TEXT BLOCK:
It was dusk before we got back to Glenelg, in the rain, and we were glad of a snug bed and breakfast house, one of a row of Forestry Commission timber houses. By a stroke of luck, too, I met a helicopter pilot who expects to fly in the pylon sections. He had seen the route and condemned the choice of Kinloch Hourn as being crazy from the point of view of maintenance.

Like me, he favoured the line of the existing supply route from Grudie Bridge, but the Board are not in favour of a second transmission line by this route in case both lines should be knocked out of action simultaneously by storm. This seems strange reasoning to me when this route is only half the 1400 ft. altitude of the Kinloch Hourn crossing.

It is good news that the case for generating electricity in Skye is also to be discussed at the inquiry, and I would hope to hear the views of independent consultants on this point before ruling out the possibility. I have the feeling, however, it will have to be a pylon line, for technical reasons of efficiency.

So I reckoned it was time for me to have a look at the Glen Shiel route, and no morning could have been more perfect for viewing it, with new powder snow on the high tops and heat in the sun. Scenically, the finest view in Kintail would be unaffected by the pylon line, namely the panorama from the top of the Mam Ratagan looking over the forest to the peaks of the Five Sisters.

In many crossings of this famous pass I have never seen it look so enchanting as that morning, with the forest gleaming softly on its craggy spurs against the silver of the peaks. The peaks could have been 10,000 feet and not mere Munros.

This is what the Board say about the critical section of Glen Shiel :

There are at present no overhead lines at all and the Glen is regarded by the many thousands of people who traverse it each year as the gateway to the Western Highlands and of immense scenic value.

There is no way in which the Board could carry the transmission lines overhead through the narrower parts of the Glen without it intruding on the view.

But you cannot have pylons without intruding somewhere. If the question is, “Where is the intrusion least harmful?” then there is an unanswerable case for Strath Bran and the Kyle crossing, where future developments are most likely to occur and a pylon line would be of most benefit to the existing population.

After the wintry Highlands it made a fine contrast to go down the Clyde Valley to Hazelbank to visit my friend Torrance Little, of Byrewood. I took a walk with him over his twelve acres of high, sloping orchards overlooking the pleasant reach of the Clyde in this bit of country that could almost be stolen from Kent.

DATA EXTRACT:
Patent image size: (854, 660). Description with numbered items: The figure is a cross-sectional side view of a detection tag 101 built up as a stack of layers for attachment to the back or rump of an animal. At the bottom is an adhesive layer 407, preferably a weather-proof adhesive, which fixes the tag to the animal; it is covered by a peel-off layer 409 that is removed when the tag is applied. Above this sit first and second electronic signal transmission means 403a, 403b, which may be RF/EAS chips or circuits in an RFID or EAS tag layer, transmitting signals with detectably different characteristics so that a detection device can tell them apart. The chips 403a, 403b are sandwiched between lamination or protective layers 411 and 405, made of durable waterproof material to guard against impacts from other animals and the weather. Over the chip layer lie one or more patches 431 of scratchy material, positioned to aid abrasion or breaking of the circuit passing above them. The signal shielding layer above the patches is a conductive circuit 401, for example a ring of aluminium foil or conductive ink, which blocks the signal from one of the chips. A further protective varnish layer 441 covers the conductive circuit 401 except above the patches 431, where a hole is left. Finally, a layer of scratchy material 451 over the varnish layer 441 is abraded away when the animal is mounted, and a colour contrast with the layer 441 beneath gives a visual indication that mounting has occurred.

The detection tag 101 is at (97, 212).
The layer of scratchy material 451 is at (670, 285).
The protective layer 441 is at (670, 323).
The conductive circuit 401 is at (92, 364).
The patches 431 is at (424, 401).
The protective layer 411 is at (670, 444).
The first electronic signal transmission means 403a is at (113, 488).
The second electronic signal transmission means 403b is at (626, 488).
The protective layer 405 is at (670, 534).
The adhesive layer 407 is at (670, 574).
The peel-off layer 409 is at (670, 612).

WHAT TO WORK ON:
- A) In the pylon route passage, whom did the writer visit at Hazelbank?
- B) Please repeat the portion of the pylon route passage starting at "Like me, he" and ending at "reasons of efficiency.".
- C) Render this sentence from the pylon route passage in Spanish: "The peaks could have been 10,000 feet and not mere Munros."

FULL SOLUTIONS:
- A) Torrance Little, of Byrewood.

- B)
Like me, he favoured the line of the existing supply route from Grudie Bridge, but the Board are not in favour of a second transmission line by this route in case both lines should be knocked out of action simultaneously by storm. This seems strange reasoning to me when this route is only half the 1400 ft. altitude of the Kinloch Hourn crossing.

It is good news that the case for generating electricity in Skye is also to be discussed at the inquiry, and I would hope to hear the views of independent consultants on this point before ruling out the possibility. I have the feeling, however, it will have to be a pylon line, for technical reasons of efficiency.

- C) Los picos podrían haber tenido 10.000 pies y no ser simples Munros.